What is being asked:
Produce an exact transcription of the listing below, omitting the pictures.

Record excerpts:

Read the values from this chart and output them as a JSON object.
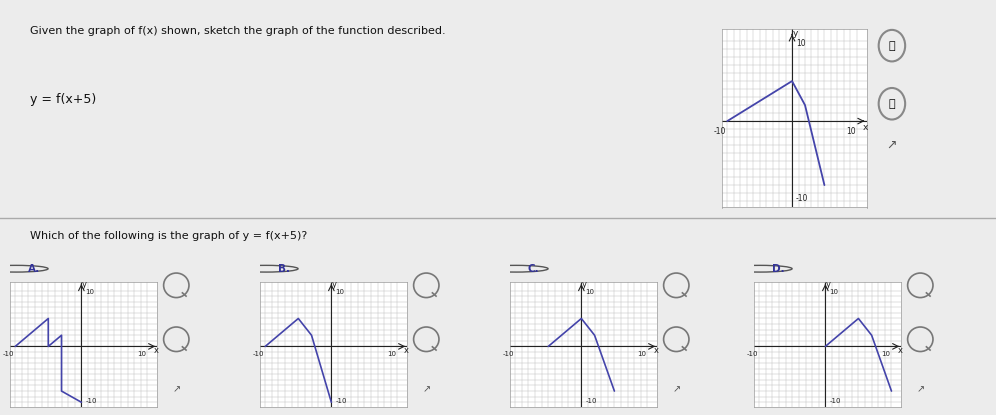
{
  "bg_color": "#ececec",
  "panel_bg": "#ffffff",
  "grid_color": "#c0c0c0",
  "axis_color": "#222222",
  "line_color": "#4444aa",
  "text_color": "#111111",
  "title": "Given the graph of f(x) shown, sketch the graph of the function described.",
  "subtitle": "y = f(x+5)",
  "question": "Which of the following is the graph of y = f(x+5)?",
  "fx_pts": [
    [
      -10,
      0
    ],
    [
      0,
      5
    ],
    [
      2,
      2
    ],
    [
      5,
      -8
    ]
  ],
  "graph_A_pts": [
    [
      -10,
      0
    ],
    [
      -5,
      5
    ],
    [
      -5,
      0
    ],
    [
      -3,
      2
    ],
    [
      -3,
      -8
    ],
    [
      0,
      -10
    ]
  ],
  "graph_B_pts": [
    [
      -10,
      0
    ],
    [
      -5,
      5
    ],
    [
      -3,
      2
    ],
    [
      0,
      -10
    ]
  ],
  "graph_C_pts": [
    [
      -5,
      0
    ],
    [
      0,
      5
    ],
    [
      2,
      2
    ],
    [
      5,
      -8
    ]
  ],
  "graph_D_pts": [
    [
      0,
      0
    ],
    [
      5,
      5
    ],
    [
      7,
      2
    ],
    [
      10,
      -8
    ]
  ],
  "xlim": [
    -10,
    10
  ],
  "ylim": [
    -10,
    10
  ]
}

Solution for this task:
Read the values from this chart and output them as a JSON object.
{
  "bg_color": "#ececec",
  "panel_bg": "#ffffff",
  "grid_color": "#c0c0c0",
  "axis_color": "#222222",
  "line_color": "#4444aa",
  "text_color": "#111111",
  "title": "Given the graph of f(x) shown, sketch the graph of the function described.",
  "subtitle": "y = f(x+5)",
  "question": "Which of the following is the graph of y = f(x+5)?",
  "fx_pts": [
    [
      -10,
      0
    ],
    [
      0,
      5
    ],
    [
      2,
      2
    ],
    [
      5,
      -8
    ]
  ],
  "graph_A_pts": [
    [
      -10,
      0
    ],
    [
      -5,
      5
    ],
    [
      -5,
      0
    ],
    [
      -3,
      2
    ],
    [
      -3,
      -8
    ],
    [
      0,
      -10
    ]
  ],
  "graph_B_pts": [
    [
      -10,
      0
    ],
    [
      -5,
      5
    ],
    [
      -3,
      2
    ],
    [
      0,
      -10
    ]
  ],
  "graph_C_pts": [
    [
      -5,
      0
    ],
    [
      0,
      5
    ],
    [
      2,
      2
    ],
    [
      5,
      -8
    ]
  ],
  "graph_D_pts": [
    [
      0,
      0
    ],
    [
      5,
      5
    ],
    [
      7,
      2
    ],
    [
      10,
      -8
    ]
  ],
  "xlim": [
    -10,
    10
  ],
  "ylim": [
    -10,
    10
  ]
}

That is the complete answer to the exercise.